§ **Problem to solve**
From the listing below, copy every line with the word "underline".

Stored data entries:
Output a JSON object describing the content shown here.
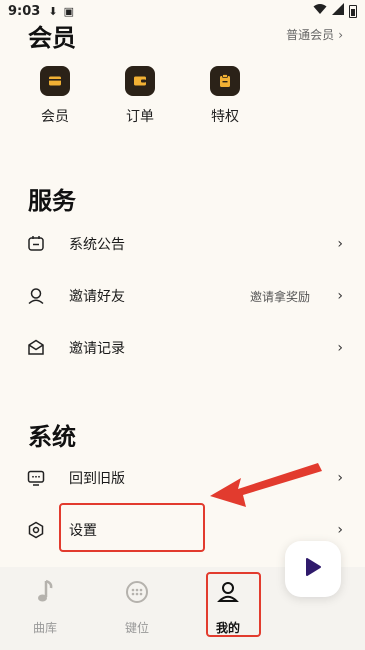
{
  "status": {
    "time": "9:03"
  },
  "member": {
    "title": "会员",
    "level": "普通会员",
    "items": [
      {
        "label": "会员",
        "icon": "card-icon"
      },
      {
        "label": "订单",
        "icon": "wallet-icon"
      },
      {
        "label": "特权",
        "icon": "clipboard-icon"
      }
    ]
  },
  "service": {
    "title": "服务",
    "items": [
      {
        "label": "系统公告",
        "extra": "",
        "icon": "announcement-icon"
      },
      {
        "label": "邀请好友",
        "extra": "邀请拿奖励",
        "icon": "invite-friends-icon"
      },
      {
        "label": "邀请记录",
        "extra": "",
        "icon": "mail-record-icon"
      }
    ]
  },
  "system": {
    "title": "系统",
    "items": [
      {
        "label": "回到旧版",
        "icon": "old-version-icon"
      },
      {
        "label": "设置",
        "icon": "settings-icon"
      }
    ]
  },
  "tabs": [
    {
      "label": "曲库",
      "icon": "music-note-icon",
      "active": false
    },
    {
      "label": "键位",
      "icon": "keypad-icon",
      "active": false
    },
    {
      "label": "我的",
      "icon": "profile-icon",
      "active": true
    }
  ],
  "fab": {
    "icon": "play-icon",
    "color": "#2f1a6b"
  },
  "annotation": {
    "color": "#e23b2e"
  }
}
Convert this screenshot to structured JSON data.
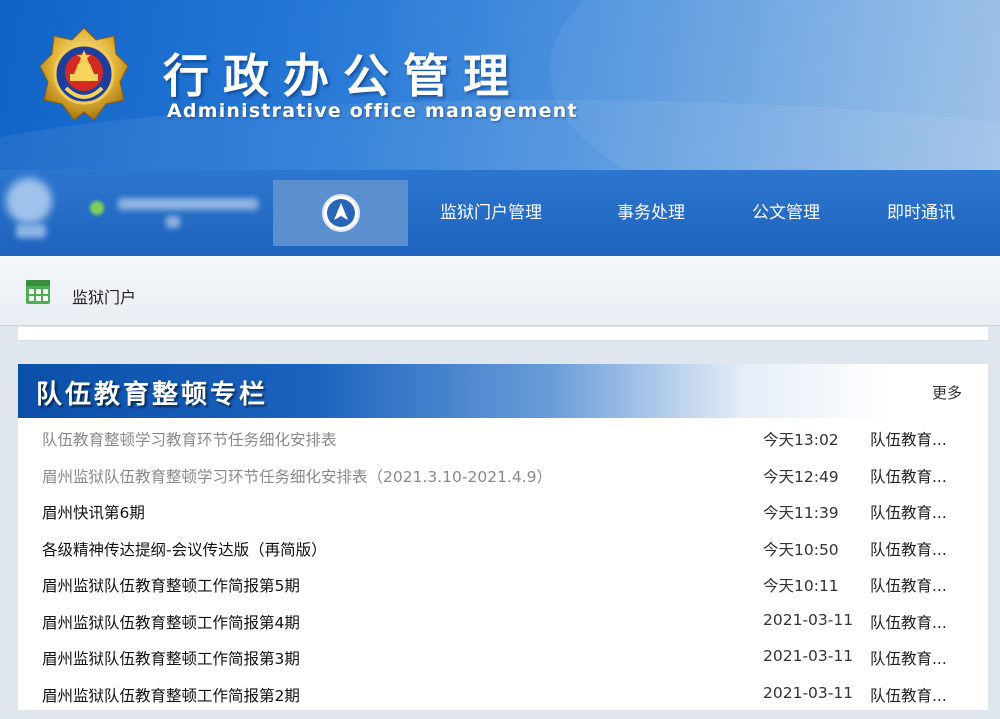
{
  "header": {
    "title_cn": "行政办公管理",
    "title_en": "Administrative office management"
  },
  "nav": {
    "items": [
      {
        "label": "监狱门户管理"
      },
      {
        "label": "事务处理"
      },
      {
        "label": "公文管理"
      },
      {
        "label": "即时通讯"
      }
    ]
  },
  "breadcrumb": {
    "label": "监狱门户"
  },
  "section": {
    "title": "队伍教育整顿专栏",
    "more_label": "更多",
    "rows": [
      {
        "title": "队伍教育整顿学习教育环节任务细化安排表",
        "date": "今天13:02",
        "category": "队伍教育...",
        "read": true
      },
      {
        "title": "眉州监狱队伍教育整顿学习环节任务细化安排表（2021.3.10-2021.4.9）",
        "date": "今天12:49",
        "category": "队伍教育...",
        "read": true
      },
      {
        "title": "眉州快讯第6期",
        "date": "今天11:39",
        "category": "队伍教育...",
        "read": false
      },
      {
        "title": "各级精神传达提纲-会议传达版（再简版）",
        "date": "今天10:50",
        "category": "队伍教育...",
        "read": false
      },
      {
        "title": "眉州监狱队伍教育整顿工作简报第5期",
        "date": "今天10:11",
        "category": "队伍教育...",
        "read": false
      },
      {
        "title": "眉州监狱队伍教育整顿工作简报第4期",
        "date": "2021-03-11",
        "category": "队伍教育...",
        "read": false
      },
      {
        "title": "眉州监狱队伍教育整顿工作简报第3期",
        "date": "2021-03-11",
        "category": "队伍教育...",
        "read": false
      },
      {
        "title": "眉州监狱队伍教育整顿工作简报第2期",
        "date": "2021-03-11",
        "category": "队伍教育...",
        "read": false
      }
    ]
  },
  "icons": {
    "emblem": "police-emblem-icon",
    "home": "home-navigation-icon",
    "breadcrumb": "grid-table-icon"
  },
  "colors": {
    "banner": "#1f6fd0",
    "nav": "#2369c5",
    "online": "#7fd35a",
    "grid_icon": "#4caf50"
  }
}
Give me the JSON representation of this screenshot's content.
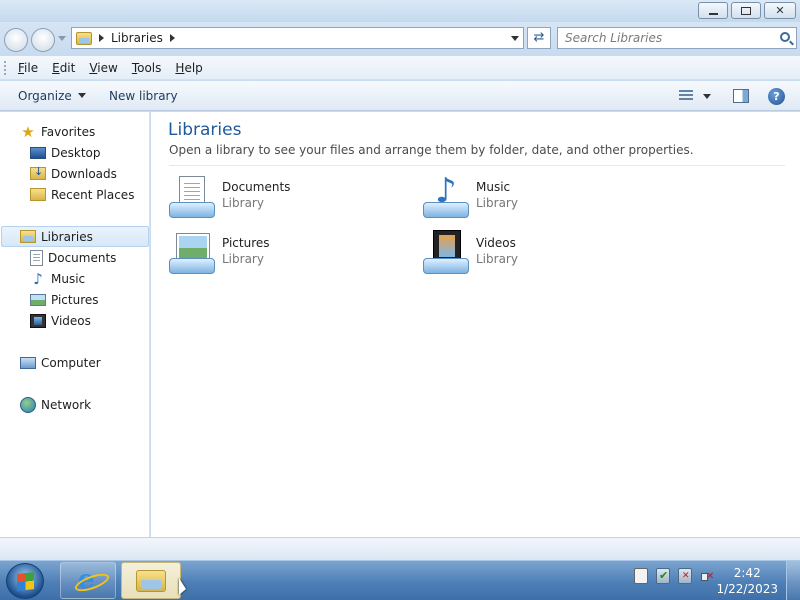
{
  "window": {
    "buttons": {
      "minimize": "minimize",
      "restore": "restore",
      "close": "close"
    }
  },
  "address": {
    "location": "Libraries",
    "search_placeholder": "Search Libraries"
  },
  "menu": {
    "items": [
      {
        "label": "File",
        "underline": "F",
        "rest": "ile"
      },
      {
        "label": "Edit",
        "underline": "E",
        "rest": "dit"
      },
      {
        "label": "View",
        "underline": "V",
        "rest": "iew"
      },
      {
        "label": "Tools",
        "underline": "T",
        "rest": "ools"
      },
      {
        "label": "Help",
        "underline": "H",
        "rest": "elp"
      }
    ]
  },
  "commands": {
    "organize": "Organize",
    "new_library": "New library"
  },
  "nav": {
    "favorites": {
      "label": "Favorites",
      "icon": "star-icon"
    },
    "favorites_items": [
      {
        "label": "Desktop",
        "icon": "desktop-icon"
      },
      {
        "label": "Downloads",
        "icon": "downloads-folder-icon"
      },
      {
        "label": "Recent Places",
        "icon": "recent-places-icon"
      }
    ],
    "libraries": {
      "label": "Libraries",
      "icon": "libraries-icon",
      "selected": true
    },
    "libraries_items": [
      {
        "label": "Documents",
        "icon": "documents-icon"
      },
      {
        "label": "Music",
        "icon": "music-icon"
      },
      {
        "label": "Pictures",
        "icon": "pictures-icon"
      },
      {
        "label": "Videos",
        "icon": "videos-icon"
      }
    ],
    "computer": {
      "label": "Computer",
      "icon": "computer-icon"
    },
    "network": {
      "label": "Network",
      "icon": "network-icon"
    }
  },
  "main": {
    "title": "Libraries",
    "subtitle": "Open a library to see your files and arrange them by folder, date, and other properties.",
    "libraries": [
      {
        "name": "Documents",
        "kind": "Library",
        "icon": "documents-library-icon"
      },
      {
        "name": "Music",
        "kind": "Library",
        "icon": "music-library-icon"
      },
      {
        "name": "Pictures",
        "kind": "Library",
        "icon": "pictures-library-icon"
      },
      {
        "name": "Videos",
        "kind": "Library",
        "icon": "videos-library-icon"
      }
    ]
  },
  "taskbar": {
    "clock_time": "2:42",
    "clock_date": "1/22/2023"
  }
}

...

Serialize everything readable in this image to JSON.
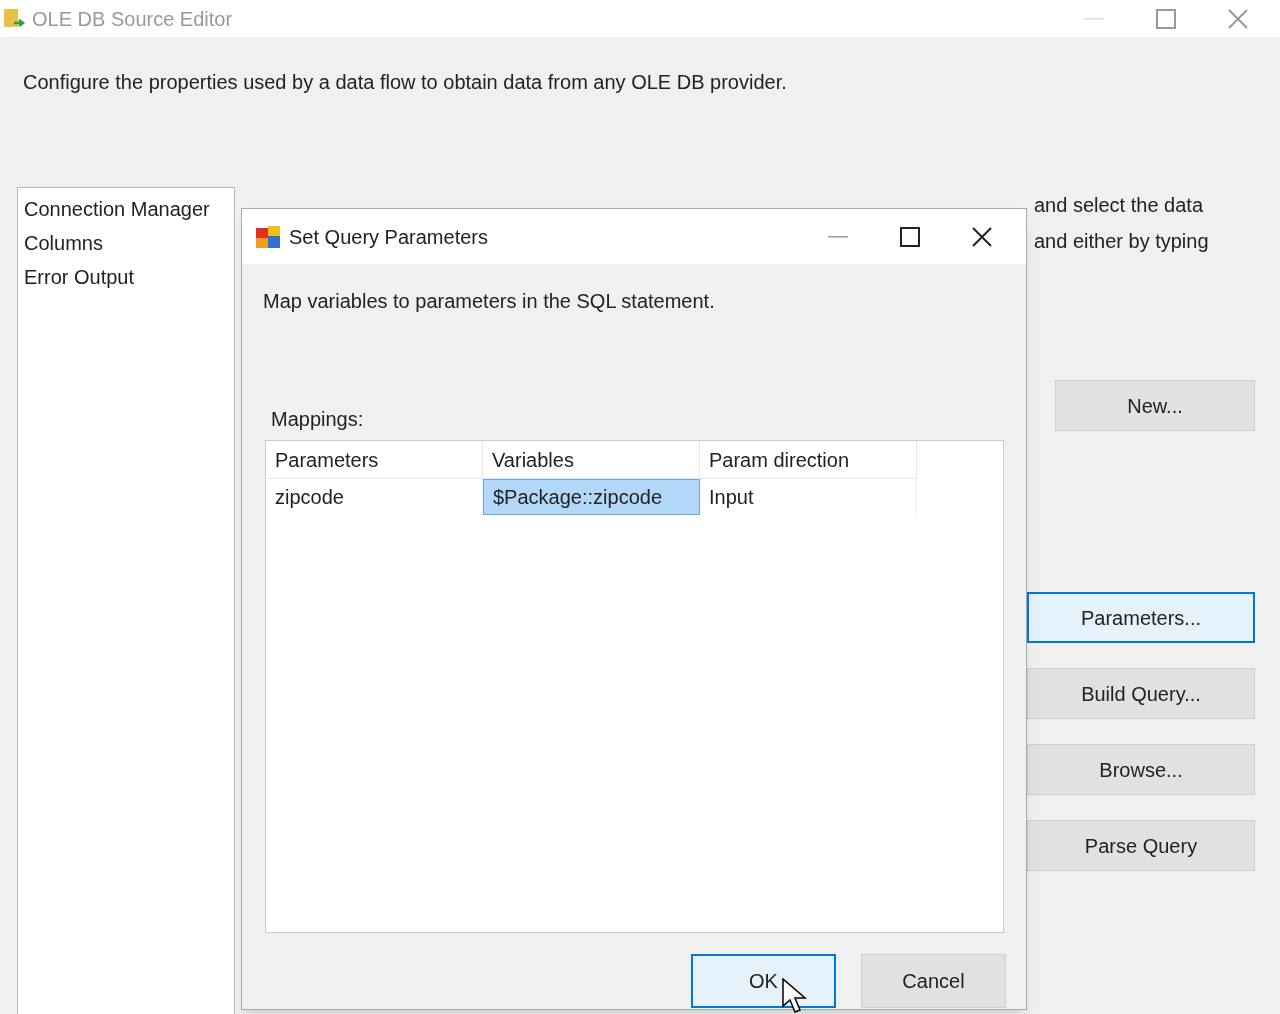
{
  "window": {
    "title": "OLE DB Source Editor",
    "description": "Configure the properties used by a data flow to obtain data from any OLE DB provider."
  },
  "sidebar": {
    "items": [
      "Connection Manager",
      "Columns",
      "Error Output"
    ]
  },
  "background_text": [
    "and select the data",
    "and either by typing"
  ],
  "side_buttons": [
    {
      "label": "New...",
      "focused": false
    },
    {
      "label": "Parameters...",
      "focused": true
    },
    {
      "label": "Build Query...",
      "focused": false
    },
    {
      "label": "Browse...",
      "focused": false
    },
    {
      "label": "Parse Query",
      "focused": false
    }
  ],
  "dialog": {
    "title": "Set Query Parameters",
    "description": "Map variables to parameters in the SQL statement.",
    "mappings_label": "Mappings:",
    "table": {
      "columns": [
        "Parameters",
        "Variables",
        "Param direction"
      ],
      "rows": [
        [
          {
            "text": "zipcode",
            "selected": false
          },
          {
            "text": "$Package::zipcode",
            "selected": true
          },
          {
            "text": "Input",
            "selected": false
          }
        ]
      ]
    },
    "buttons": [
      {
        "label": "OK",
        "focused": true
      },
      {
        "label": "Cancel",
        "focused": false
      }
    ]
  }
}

--

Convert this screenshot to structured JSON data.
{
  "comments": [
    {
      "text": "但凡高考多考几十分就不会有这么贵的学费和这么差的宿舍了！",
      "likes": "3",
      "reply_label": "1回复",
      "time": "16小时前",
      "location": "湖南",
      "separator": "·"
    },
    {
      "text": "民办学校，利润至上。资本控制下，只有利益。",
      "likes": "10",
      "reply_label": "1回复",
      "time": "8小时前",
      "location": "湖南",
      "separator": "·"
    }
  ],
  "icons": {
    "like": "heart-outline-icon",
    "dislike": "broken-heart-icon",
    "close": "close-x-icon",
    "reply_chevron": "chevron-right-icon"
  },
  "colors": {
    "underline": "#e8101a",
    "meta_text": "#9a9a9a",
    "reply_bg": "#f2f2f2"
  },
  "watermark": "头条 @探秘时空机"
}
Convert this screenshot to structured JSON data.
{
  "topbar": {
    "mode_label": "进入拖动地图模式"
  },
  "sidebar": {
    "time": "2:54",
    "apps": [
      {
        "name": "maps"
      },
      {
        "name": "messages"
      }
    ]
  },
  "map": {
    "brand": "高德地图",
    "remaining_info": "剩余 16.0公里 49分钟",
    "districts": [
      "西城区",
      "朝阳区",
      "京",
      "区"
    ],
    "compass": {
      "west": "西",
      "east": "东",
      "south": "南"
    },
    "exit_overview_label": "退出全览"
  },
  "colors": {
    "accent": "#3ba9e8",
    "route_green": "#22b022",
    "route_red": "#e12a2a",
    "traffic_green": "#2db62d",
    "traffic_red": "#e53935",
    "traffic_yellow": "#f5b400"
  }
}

§ **Task output**
        "underline": "F",
        "underline": "E",
        "underline": "V",
        "underline": "T",
        "underline": "H",
    "underline": "#e8101a",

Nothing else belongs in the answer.